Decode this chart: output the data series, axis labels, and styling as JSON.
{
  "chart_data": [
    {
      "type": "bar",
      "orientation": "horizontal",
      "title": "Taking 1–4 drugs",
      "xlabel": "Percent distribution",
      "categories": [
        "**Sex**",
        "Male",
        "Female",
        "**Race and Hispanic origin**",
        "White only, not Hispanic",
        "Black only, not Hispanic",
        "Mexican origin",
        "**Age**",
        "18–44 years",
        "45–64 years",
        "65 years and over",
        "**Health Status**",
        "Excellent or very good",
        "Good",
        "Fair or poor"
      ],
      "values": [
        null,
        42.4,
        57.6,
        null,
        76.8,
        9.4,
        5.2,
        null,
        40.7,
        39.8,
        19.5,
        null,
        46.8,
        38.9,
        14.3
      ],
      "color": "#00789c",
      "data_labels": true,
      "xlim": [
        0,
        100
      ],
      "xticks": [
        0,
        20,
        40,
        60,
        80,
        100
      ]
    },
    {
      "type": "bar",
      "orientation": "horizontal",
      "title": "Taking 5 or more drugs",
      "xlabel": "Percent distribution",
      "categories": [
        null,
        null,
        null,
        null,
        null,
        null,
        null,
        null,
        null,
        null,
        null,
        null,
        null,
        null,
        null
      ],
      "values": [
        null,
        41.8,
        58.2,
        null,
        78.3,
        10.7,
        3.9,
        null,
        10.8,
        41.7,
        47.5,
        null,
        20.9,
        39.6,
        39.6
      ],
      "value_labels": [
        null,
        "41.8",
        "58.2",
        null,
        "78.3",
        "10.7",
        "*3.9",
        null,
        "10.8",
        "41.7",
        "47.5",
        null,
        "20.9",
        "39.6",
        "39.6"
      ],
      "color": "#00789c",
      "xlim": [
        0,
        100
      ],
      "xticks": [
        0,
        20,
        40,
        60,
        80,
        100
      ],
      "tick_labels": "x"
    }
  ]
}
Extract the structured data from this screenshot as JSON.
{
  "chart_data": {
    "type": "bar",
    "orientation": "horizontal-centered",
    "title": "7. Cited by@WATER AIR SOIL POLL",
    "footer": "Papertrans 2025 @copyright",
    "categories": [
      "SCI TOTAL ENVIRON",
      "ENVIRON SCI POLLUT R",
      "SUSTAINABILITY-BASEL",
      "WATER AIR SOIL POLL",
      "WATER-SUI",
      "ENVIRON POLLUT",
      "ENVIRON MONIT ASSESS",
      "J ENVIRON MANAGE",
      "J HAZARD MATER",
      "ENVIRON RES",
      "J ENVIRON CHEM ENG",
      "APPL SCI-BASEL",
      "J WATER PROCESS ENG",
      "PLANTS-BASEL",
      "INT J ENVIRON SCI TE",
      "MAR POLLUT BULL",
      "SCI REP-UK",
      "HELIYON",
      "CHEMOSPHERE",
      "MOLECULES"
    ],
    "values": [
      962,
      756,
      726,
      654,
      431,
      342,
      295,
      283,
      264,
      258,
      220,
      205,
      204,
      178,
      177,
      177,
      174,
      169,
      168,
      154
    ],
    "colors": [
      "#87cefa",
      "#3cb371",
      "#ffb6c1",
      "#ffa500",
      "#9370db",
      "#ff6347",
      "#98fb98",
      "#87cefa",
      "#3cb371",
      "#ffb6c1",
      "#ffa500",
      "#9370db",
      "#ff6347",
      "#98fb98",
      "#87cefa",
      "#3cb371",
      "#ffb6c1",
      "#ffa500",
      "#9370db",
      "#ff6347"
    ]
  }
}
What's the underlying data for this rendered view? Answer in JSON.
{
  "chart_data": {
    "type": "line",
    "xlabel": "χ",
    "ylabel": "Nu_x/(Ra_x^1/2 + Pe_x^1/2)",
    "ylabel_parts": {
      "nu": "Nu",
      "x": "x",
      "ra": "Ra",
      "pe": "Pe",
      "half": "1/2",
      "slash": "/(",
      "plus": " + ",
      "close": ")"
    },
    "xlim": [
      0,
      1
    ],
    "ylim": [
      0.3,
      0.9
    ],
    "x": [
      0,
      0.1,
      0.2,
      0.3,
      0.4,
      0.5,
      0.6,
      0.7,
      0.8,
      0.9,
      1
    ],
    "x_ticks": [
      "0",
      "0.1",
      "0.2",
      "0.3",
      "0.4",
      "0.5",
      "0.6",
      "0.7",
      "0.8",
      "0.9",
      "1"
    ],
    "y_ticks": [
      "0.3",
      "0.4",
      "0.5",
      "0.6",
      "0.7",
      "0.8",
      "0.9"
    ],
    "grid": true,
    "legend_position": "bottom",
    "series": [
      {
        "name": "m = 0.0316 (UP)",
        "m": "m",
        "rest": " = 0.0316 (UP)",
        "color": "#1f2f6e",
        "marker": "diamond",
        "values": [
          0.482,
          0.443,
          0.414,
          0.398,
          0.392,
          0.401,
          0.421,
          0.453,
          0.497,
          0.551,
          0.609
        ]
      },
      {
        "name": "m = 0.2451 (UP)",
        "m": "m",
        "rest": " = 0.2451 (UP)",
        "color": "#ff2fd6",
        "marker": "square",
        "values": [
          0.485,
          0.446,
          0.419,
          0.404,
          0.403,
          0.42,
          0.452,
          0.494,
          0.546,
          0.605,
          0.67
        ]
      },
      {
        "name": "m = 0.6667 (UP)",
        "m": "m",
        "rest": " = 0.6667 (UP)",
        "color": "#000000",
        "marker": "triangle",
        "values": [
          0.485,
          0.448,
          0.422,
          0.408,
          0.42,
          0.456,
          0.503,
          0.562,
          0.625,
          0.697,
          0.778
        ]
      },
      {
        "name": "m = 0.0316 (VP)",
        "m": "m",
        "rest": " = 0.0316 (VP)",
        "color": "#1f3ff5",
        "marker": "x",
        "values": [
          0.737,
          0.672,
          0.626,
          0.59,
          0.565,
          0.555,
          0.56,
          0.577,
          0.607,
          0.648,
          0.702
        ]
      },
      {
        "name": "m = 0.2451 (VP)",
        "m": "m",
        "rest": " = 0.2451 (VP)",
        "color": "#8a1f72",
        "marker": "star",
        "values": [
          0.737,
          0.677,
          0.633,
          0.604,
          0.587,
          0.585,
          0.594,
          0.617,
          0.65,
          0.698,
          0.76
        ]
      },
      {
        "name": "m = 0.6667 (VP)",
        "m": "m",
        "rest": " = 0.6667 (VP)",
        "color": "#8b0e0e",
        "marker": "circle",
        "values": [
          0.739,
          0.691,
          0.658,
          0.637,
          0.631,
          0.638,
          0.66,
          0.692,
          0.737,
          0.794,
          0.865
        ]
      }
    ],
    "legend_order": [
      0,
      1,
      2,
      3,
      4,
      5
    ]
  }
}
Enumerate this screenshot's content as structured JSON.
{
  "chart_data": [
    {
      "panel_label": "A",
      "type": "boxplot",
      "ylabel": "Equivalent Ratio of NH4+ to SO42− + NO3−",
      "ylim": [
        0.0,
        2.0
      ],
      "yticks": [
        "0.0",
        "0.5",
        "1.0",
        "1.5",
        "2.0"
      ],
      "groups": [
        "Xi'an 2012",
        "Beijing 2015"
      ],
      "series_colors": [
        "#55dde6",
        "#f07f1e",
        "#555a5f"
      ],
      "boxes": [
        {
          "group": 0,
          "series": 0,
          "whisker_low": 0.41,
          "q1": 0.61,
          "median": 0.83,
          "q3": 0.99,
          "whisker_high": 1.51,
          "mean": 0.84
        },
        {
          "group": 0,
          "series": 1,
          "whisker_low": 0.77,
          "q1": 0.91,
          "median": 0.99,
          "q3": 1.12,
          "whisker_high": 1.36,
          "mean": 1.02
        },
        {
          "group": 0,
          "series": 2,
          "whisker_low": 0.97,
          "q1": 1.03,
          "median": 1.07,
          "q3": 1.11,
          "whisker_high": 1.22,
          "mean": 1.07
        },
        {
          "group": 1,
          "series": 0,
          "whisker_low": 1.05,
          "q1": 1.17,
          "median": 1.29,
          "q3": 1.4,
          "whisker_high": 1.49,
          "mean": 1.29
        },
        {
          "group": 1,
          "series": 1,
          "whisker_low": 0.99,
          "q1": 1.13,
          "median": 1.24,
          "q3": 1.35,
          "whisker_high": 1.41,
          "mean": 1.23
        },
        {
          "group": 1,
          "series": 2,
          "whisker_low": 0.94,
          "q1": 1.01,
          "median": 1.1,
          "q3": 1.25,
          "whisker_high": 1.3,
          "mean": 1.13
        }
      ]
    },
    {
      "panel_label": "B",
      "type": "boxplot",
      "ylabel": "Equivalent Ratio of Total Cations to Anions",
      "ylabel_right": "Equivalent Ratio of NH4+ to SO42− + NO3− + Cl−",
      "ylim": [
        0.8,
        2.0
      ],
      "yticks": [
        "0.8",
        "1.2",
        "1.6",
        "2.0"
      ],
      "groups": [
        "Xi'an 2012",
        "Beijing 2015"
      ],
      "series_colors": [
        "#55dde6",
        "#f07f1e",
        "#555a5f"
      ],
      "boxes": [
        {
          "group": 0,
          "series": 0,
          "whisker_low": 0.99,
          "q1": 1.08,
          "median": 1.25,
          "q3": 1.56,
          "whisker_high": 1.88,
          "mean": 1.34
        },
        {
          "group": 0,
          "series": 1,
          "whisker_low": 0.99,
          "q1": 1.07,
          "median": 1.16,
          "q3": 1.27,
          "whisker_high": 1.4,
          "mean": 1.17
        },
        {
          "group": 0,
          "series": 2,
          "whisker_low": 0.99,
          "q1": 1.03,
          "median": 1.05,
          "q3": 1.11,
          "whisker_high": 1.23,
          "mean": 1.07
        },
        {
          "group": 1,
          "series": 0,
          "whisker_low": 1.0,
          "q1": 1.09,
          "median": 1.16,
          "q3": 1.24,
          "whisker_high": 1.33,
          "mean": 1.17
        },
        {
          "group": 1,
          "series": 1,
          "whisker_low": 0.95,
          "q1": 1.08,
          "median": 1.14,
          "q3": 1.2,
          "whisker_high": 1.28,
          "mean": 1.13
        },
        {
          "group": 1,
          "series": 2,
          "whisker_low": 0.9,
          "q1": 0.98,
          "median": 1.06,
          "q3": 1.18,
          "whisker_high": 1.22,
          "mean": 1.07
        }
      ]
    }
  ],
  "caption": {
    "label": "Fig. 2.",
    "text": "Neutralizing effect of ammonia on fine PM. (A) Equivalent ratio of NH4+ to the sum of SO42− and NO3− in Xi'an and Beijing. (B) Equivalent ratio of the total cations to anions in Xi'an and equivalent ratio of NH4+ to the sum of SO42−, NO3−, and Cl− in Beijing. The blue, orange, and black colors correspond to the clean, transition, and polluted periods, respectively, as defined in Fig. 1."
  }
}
--
* EXERCISE DIRECTIONS: Return all lines with the word "origin" in them.

* EXPECTED OUTPUT:
        "**Race and Hispanic origin**",
        "Mexican origin",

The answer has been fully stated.